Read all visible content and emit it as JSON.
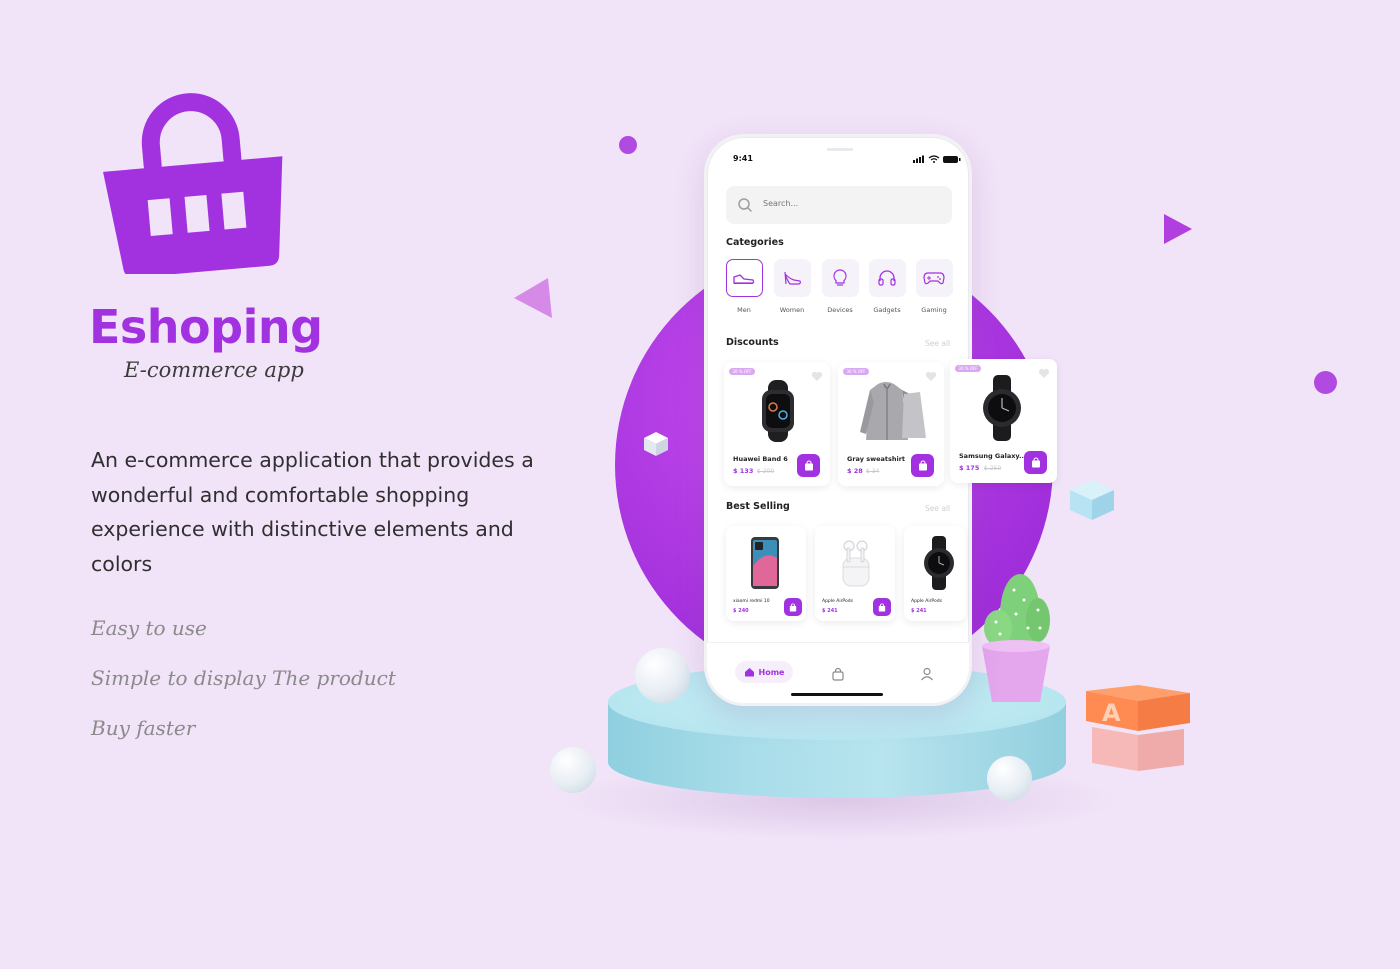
{
  "brand": {
    "title": "Eshoping",
    "subtitle": "E-commerce app",
    "description": "An e-commerce application that provides a wonderful and comfortable shopping experience with distinctive elements and colors",
    "features": [
      "Easy to use",
      "Simple to display The product",
      "Buy faster"
    ],
    "accent_color": "#a232df",
    "background_color": "#f1e3f8"
  },
  "phone": {
    "status_time": "9:41",
    "search": {
      "placeholder": "Search..."
    },
    "categories": {
      "title": "Categories",
      "items": [
        {
          "label": "Men",
          "icon": "sneaker-icon",
          "active": true
        },
        {
          "label": "Women",
          "icon": "high-heel-icon",
          "active": false
        },
        {
          "label": "Devices",
          "icon": "lightbulb-icon",
          "active": false
        },
        {
          "label": "Gadgets",
          "icon": "headphones-icon",
          "active": false
        },
        {
          "label": "Gaming",
          "icon": "gamepad-icon",
          "active": false
        }
      ]
    },
    "discounts": {
      "title": "Discounts",
      "see_all": "See all",
      "items": [
        {
          "badge": "30 % OFF",
          "name": "Huawei Band 6",
          "price": "$ 133",
          "old_price": "$ 200",
          "image": "smart-band-image"
        },
        {
          "badge": "30 % OFF",
          "name": "Gray sweatshirt",
          "price": "$ 28",
          "old_price": "$ 34",
          "image": "hoodie-image"
        },
        {
          "badge": "30 % OFF",
          "name": "Samsung Galaxy..",
          "price": "$ 175",
          "old_price": "$ 250",
          "image": "smartwatch-image"
        }
      ]
    },
    "best_selling": {
      "title": "Best Selling",
      "see_all": "See all",
      "items": [
        {
          "name": "xiaomi redmi 10",
          "price": "$ 240",
          "image": "phone-image"
        },
        {
          "name": "Apple AirPods",
          "price": "$ 241",
          "image": "airpods-image"
        },
        {
          "name": "Apple AirPods",
          "price": "$ 241",
          "image": "smartwatch-image"
        }
      ]
    },
    "tabbar": {
      "home_label": "Home",
      "items": [
        "home-icon",
        "bag-icon",
        "profile-icon"
      ]
    }
  }
}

++++++++

EXERCISE INSTRUCTIONS - Using the entries above, find all lines with "name". Copy them.

SOLUTION -
          "name": "Huawei Band 6",
          "name": "Gray sweatshirt",
          "name": "Samsung Galaxy..",
          "name": "xiaomi redmi 10",
          "name": "Apple AirPods",
          "name": "Apple AirPods",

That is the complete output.